## Given instruction
Restate each entry word for word, leaving nothing out.

## Dataset entries on figures
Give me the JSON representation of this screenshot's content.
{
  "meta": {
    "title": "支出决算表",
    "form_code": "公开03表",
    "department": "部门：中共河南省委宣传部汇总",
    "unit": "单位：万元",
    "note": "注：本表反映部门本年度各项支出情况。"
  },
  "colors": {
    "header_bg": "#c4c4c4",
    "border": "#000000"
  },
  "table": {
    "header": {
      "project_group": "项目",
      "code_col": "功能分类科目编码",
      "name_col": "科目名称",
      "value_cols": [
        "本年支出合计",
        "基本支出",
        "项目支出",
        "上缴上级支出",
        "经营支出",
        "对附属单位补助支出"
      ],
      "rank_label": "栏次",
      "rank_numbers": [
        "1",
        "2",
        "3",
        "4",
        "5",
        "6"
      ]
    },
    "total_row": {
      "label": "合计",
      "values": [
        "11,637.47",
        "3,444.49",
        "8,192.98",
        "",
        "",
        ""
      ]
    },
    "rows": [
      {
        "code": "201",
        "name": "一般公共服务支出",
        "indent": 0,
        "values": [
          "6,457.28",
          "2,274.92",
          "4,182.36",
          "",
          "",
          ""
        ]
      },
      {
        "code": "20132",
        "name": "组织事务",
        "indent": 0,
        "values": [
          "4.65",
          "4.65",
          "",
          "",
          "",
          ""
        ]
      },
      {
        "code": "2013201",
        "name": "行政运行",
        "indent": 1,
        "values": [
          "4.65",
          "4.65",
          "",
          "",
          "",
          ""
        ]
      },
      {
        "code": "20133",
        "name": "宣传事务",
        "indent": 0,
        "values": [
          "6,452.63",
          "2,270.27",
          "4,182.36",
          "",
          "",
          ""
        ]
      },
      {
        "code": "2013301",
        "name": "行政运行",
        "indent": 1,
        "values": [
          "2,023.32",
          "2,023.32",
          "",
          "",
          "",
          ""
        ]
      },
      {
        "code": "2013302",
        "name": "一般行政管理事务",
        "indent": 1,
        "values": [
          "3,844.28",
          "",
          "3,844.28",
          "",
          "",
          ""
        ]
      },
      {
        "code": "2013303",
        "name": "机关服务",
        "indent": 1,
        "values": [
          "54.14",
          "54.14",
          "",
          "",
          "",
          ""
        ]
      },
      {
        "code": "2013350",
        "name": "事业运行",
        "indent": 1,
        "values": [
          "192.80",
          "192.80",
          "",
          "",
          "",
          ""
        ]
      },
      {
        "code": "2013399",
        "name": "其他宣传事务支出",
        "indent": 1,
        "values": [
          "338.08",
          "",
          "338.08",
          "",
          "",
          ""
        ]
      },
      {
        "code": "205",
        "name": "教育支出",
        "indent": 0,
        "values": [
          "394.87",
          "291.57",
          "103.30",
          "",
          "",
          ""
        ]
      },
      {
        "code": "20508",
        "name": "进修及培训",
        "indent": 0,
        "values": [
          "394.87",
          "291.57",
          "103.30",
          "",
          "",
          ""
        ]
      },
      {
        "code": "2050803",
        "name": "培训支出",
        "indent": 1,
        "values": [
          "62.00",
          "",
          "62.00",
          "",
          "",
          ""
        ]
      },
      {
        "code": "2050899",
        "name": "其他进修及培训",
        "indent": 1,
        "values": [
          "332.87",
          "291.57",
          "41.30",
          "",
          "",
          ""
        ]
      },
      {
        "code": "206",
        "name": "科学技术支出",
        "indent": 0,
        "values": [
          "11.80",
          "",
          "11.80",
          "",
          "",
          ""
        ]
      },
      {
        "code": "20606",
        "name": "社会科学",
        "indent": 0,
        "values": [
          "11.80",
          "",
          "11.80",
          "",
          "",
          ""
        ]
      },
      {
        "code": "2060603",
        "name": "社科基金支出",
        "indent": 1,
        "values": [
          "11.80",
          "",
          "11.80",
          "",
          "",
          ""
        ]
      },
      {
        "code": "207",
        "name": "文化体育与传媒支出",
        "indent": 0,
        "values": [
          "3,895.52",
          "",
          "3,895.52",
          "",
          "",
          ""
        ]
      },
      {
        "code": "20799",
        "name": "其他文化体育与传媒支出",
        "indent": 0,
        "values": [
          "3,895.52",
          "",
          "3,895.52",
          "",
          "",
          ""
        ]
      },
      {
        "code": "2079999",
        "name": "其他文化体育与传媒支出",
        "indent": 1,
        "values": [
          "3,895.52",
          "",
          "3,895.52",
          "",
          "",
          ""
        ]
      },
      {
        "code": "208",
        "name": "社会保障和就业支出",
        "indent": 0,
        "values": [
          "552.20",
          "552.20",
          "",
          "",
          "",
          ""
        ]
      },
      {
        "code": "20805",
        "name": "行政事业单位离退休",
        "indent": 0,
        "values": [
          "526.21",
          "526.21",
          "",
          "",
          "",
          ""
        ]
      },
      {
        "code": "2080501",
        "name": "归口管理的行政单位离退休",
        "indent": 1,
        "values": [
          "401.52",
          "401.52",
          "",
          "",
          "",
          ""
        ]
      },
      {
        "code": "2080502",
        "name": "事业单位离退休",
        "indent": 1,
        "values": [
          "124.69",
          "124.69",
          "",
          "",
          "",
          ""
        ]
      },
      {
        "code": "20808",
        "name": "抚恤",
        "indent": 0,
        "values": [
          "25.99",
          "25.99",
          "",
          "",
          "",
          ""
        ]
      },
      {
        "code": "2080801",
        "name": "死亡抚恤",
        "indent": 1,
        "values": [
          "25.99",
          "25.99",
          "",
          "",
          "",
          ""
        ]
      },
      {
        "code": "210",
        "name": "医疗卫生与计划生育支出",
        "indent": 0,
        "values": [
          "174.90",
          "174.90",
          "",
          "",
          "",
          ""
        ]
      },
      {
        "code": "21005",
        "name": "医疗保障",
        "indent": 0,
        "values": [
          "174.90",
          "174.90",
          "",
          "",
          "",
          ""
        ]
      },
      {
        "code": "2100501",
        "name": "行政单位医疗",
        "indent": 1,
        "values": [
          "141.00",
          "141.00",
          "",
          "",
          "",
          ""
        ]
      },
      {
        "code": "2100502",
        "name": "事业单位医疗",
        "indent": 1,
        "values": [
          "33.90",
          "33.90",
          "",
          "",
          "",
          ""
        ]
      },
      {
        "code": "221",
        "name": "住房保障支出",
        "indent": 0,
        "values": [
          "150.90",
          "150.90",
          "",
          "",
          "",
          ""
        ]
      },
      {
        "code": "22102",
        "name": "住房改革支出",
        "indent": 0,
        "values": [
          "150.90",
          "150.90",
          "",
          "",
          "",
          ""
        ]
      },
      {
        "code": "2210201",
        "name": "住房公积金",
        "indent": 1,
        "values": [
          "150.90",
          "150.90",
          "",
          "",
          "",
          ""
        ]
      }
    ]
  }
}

## Task response
Give me the JSON representation of this screenshot's content.
{
  "meta": {
    "title": "支出决算表",
    "form_code": "公开03表",
    "department": "部门：中共河南省委宣传部汇总",
    "unit": "单位：万元",
    "note": "注：本表反映部门本年度各项支出情况。"
  },
  "colors": {
    "header_bg": "#c4c4c4",
    "border": "#000000"
  },
  "table": {
    "header": {
      "project_group": "项目",
      "code_col": "功能分类科目编码",
      "name_col": "科目名称",
      "value_cols": [
        "本年支出合计",
        "基本支出",
        "项目支出",
        "上缴上级支出",
        "经营支出",
        "对附属单位补助支出"
      ],
      "rank_label": "栏次",
      "rank_numbers": [
        "1",
        "2",
        "3",
        "4",
        "5",
        "6"
      ]
    },
    "total_row": {
      "label": "合计",
      "values": [
        "11,637.47",
        "3,444.49",
        "8,192.98",
        "",
        "",
        ""
      ]
    },
    "rows": [
      {
        "code": "201",
        "name": "一般公共服务支出",
        "indent": 0,
        "values": [
          "6,457.28",
          "2,274.92",
          "4,182.36",
          "",
          "",
          ""
        ]
      },
      {
        "code": "20132",
        "name": "组织事务",
        "indent": 0,
        "values": [
          "4.65",
          "4.65",
          "",
          "",
          "",
          ""
        ]
      },
      {
        "code": "2013201",
        "name": "行政运行",
        "indent": 1,
        "values": [
          "4.65",
          "4.65",
          "",
          "",
          "",
          ""
        ]
      },
      {
        "code": "20133",
        "name": "宣传事务",
        "indent": 0,
        "values": [
          "6,452.63",
          "2,270.27",
          "4,182.36",
          "",
          "",
          ""
        ]
      },
      {
        "code": "2013301",
        "name": "行政运行",
        "indent": 1,
        "values": [
          "2,023.32",
          "2,023.32",
          "",
          "",
          "",
          ""
        ]
      },
      {
        "code": "2013302",
        "name": "一般行政管理事务",
        "indent": 1,
        "values": [
          "3,844.28",
          "",
          "3,844.28",
          "",
          "",
          ""
        ]
      },
      {
        "code": "2013303",
        "name": "机关服务",
        "indent": 1,
        "values": [
          "54.14",
          "54.14",
          "",
          "",
          "",
          ""
        ]
      },
      {
        "code": "2013350",
        "name": "事业运行",
        "indent": 1,
        "values": [
          "192.80",
          "192.80",
          "",
          "",
          "",
          ""
        ]
      },
      {
        "code": "2013399",
        "name": "其他宣传事务支出",
        "indent": 1,
        "values": [
          "338.08",
          "",
          "338.08",
          "",
          "",
          ""
        ]
      },
      {
        "code": "205",
        "name": "教育支出",
        "indent": 0,
        "values": [
          "394.87",
          "291.57",
          "103.30",
          "",
          "",
          ""
        ]
      },
      {
        "code": "20508",
        "name": "进修及培训",
        "indent": 0,
        "values": [
          "394.87",
          "291.57",
          "103.30",
          "",
          "",
          ""
        ]
      },
      {
        "code": "2050803",
        "name": "培训支出",
        "indent": 1,
        "values": [
          "62.00",
          "",
          "62.00",
          "",
          "",
          ""
        ]
      },
      {
        "code": "2050899",
        "name": "其他进修及培训",
        "indent": 1,
        "values": [
          "332.87",
          "291.57",
          "41.30",
          "",
          "",
          ""
        ]
      },
      {
        "code": "206",
        "name": "科学技术支出",
        "indent": 0,
        "values": [
          "11.80",
          "",
          "11.80",
          "",
          "",
          ""
        ]
      },
      {
        "code": "20606",
        "name": "社会科学",
        "indent": 0,
        "values": [
          "11.80",
          "",
          "11.80",
          "",
          "",
          ""
        ]
      },
      {
        "code": "2060603",
        "name": "社科基金支出",
        "indent": 1,
        "values": [
          "11.80",
          "",
          "11.80",
          "",
          "",
          ""
        ]
      },
      {
        "code": "207",
        "name": "文化体育与传媒支出",
        "indent": 0,
        "values": [
          "3,895.52",
          "",
          "3,895.52",
          "",
          "",
          ""
        ]
      },
      {
        "code": "20799",
        "name": "其他文化体育与传媒支出",
        "indent": 0,
        "values": [
          "3,895.52",
          "",
          "3,895.52",
          "",
          "",
          ""
        ]
      },
      {
        "code": "2079999",
        "name": "其他文化体育与传媒支出",
        "indent": 1,
        "values": [
          "3,895.52",
          "",
          "3,895.52",
          "",
          "",
          ""
        ]
      },
      {
        "code": "208",
        "name": "社会保障和就业支出",
        "indent": 0,
        "values": [
          "552.20",
          "552.20",
          "",
          "",
          "",
          ""
        ]
      },
      {
        "code": "20805",
        "name": "行政事业单位离退休",
        "indent": 0,
        "values": [
          "526.21",
          "526.21",
          "",
          "",
          "",
          ""
        ]
      },
      {
        "code": "2080501",
        "name": "归口管理的行政单位离退休",
        "indent": 1,
        "values": [
          "401.52",
          "401.52",
          "",
          "",
          "",
          ""
        ]
      },
      {
        "code": "2080502",
        "name": "事业单位离退休",
        "indent": 1,
        "values": [
          "124.69",
          "124.69",
          "",
          "",
          "",
          ""
        ]
      },
      {
        "code": "20808",
        "name": "抚恤",
        "indent": 0,
        "values": [
          "25.99",
          "25.99",
          "",
          "",
          "",
          ""
        ]
      },
      {
        "code": "2080801",
        "name": "死亡抚恤",
        "indent": 1,
        "values": [
          "25.99",
          "25.99",
          "",
          "",
          "",
          ""
        ]
      },
      {
        "code": "210",
        "name": "医疗卫生与计划生育支出",
        "indent": 0,
        "values": [
          "174.90",
          "174.90",
          "",
          "",
          "",
          ""
        ]
      },
      {
        "code": "21005",
        "name": "医疗保障",
        "indent": 0,
        "values": [
          "174.90",
          "174.90",
          "",
          "",
          "",
          ""
        ]
      },
      {
        "code": "2100501",
        "name": "行政单位医疗",
        "indent": 1,
        "values": [
          "141.00",
          "141.00",
          "",
          "",
          "",
          ""
        ]
      },
      {
        "code": "2100502",
        "name": "事业单位医疗",
        "indent": 1,
        "values": [
          "33.90",
          "33.90",
          "",
          "",
          "",
          ""
        ]
      },
      {
        "code": "221",
        "name": "住房保障支出",
        "indent": 0,
        "values": [
          "150.90",
          "150.90",
          "",
          "",
          "",
          ""
        ]
      },
      {
        "code": "22102",
        "name": "住房改革支出",
        "indent": 0,
        "values": [
          "150.90",
          "150.90",
          "",
          "",
          "",
          ""
        ]
      },
      {
        "code": "2210201",
        "name": "住房公积金",
        "indent": 1,
        "values": [
          "150.90",
          "150.90",
          "",
          "",
          "",
          ""
        ]
      }
    ]
  }
}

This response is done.